WHAT IS REQUIRED> Give the listing again character for character, but drop the images.
▼
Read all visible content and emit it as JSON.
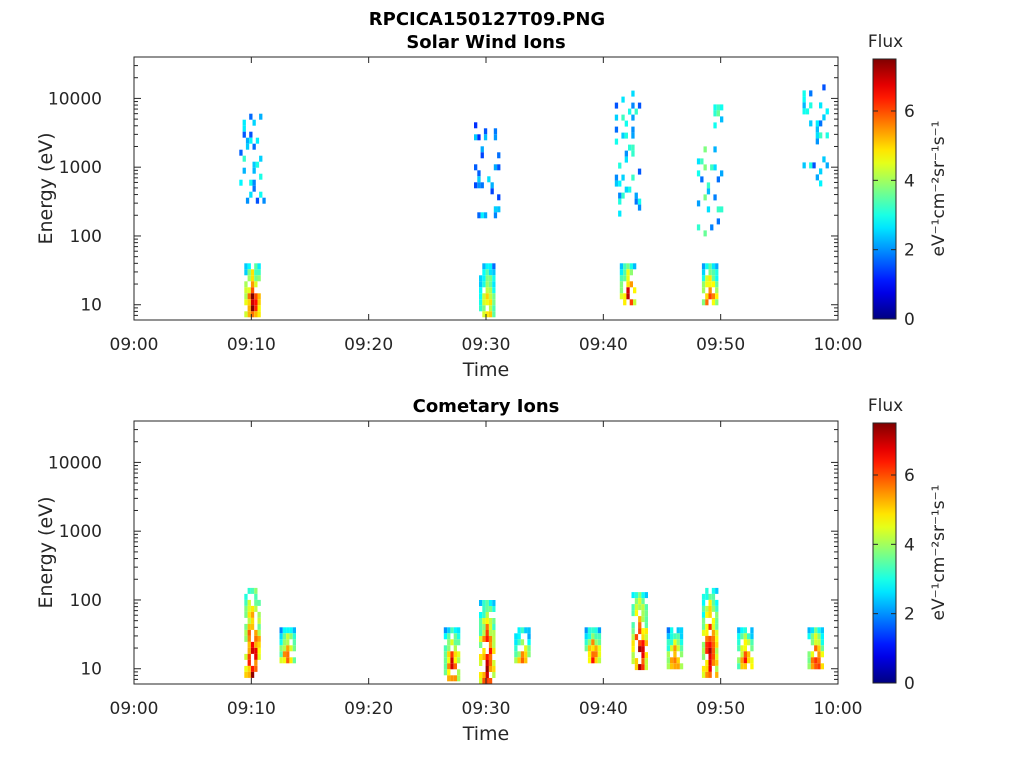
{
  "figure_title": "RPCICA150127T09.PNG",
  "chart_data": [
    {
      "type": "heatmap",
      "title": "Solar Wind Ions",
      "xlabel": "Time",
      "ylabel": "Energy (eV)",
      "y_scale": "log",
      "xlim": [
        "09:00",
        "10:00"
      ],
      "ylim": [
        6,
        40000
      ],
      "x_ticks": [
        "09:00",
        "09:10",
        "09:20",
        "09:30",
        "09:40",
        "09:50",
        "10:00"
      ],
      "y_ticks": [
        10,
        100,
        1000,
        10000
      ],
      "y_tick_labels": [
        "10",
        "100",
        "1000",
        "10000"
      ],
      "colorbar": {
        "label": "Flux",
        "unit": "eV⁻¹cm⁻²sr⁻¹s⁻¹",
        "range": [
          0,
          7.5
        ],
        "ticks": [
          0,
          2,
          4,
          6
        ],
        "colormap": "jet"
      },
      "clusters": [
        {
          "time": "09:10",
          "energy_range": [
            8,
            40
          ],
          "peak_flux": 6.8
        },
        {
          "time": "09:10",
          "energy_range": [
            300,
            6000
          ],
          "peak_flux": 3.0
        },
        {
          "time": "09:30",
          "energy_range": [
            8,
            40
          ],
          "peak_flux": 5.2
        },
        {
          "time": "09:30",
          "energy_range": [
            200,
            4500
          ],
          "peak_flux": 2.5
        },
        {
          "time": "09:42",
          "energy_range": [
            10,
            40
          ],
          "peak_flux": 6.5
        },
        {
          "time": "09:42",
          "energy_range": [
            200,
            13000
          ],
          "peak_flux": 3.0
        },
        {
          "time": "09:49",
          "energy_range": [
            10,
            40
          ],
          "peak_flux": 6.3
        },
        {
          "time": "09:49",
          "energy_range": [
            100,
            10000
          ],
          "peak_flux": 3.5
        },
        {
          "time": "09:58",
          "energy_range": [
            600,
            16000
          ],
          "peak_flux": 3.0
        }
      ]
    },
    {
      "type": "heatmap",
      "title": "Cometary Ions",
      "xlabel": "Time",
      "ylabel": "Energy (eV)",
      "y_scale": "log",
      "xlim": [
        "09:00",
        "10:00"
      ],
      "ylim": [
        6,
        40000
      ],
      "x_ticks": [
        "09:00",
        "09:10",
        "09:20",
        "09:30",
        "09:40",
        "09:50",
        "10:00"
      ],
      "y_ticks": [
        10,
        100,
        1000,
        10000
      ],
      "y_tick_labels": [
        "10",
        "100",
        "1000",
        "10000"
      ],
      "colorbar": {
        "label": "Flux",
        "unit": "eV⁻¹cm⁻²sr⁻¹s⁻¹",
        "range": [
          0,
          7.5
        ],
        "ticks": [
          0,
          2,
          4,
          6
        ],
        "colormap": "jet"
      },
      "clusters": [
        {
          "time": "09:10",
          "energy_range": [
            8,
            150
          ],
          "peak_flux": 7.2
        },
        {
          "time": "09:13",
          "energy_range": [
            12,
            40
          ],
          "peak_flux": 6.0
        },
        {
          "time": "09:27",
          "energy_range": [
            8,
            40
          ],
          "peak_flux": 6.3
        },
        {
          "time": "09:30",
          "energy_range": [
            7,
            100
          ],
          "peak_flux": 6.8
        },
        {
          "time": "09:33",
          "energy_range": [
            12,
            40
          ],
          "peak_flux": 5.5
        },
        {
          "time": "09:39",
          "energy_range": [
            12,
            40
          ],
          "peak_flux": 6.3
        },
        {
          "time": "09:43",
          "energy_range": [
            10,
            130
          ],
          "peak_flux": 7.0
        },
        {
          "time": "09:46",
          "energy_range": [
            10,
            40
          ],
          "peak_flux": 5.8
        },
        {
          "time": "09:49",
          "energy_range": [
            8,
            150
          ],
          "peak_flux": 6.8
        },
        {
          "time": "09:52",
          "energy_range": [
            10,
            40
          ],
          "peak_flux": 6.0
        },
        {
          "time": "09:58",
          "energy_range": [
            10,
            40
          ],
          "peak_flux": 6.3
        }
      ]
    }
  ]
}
▲
WRITTEN SOLUTION>
Read all visible content and emit it as JSON.
{
  "figure_title": "RPCICA150127T09.PNG",
  "chart_data": [
    {
      "type": "heatmap",
      "title": "Solar Wind Ions",
      "xlabel": "Time",
      "ylabel": "Energy (eV)",
      "y_scale": "log",
      "xlim": [
        "09:00",
        "10:00"
      ],
      "ylim": [
        6,
        40000
      ],
      "x_ticks": [
        "09:00",
        "09:10",
        "09:20",
        "09:30",
        "09:40",
        "09:50",
        "10:00"
      ],
      "y_ticks": [
        10,
        100,
        1000,
        10000
      ],
      "y_tick_labels": [
        "10",
        "100",
        "1000",
        "10000"
      ],
      "colorbar": {
        "label": "Flux",
        "unit": "eV⁻¹cm⁻²sr⁻¹s⁻¹",
        "range": [
          0,
          7.5
        ],
        "ticks": [
          0,
          2,
          4,
          6
        ],
        "colormap": "jet"
      },
      "clusters": [
        {
          "time": "09:10",
          "energy_range": [
            8,
            40
          ],
          "peak_flux": 6.8
        },
        {
          "time": "09:10",
          "energy_range": [
            300,
            6000
          ],
          "peak_flux": 3.0
        },
        {
          "time": "09:30",
          "energy_range": [
            8,
            40
          ],
          "peak_flux": 5.2
        },
        {
          "time": "09:30",
          "energy_range": [
            200,
            4500
          ],
          "peak_flux": 2.5
        },
        {
          "time": "09:42",
          "energy_range": [
            10,
            40
          ],
          "peak_flux": 6.5
        },
        {
          "time": "09:42",
          "energy_range": [
            200,
            13000
          ],
          "peak_flux": 3.0
        },
        {
          "time": "09:49",
          "energy_range": [
            10,
            40
          ],
          "peak_flux": 6.3
        },
        {
          "time": "09:49",
          "energy_range": [
            100,
            10000
          ],
          "peak_flux": 3.5
        },
        {
          "time": "09:58",
          "energy_range": [
            600,
            16000
          ],
          "peak_flux": 3.0
        }
      ]
    },
    {
      "type": "heatmap",
      "title": "Cometary Ions",
      "xlabel": "Time",
      "ylabel": "Energy (eV)",
      "y_scale": "log",
      "xlim": [
        "09:00",
        "10:00"
      ],
      "ylim": [
        6,
        40000
      ],
      "x_ticks": [
        "09:00",
        "09:10",
        "09:20",
        "09:30",
        "09:40",
        "09:50",
        "10:00"
      ],
      "y_ticks": [
        10,
        100,
        1000,
        10000
      ],
      "y_tick_labels": [
        "10",
        "100",
        "1000",
        "10000"
      ],
      "colorbar": {
        "label": "Flux",
        "unit": "eV⁻¹cm⁻²sr⁻¹s⁻¹",
        "range": [
          0,
          7.5
        ],
        "ticks": [
          0,
          2,
          4,
          6
        ],
        "colormap": "jet"
      },
      "clusters": [
        {
          "time": "09:10",
          "energy_range": [
            8,
            150
          ],
          "peak_flux": 7.2
        },
        {
          "time": "09:13",
          "energy_range": [
            12,
            40
          ],
          "peak_flux": 6.0
        },
        {
          "time": "09:27",
          "energy_range": [
            8,
            40
          ],
          "peak_flux": 6.3
        },
        {
          "time": "09:30",
          "energy_range": [
            7,
            100
          ],
          "peak_flux": 6.8
        },
        {
          "time": "09:33",
          "energy_range": [
            12,
            40
          ],
          "peak_flux": 5.5
        },
        {
          "time": "09:39",
          "energy_range": [
            12,
            40
          ],
          "peak_flux": 6.3
        },
        {
          "time": "09:43",
          "energy_range": [
            10,
            130
          ],
          "peak_flux": 7.0
        },
        {
          "time": "09:46",
          "energy_range": [
            10,
            40
          ],
          "peak_flux": 5.8
        },
        {
          "time": "09:49",
          "energy_range": [
            8,
            150
          ],
          "peak_flux": 6.8
        },
        {
          "time": "09:52",
          "energy_range": [
            10,
            40
          ],
          "peak_flux": 6.0
        },
        {
          "time": "09:58",
          "energy_range": [
            10,
            40
          ],
          "peak_flux": 6.3
        }
      ]
    }
  ]
}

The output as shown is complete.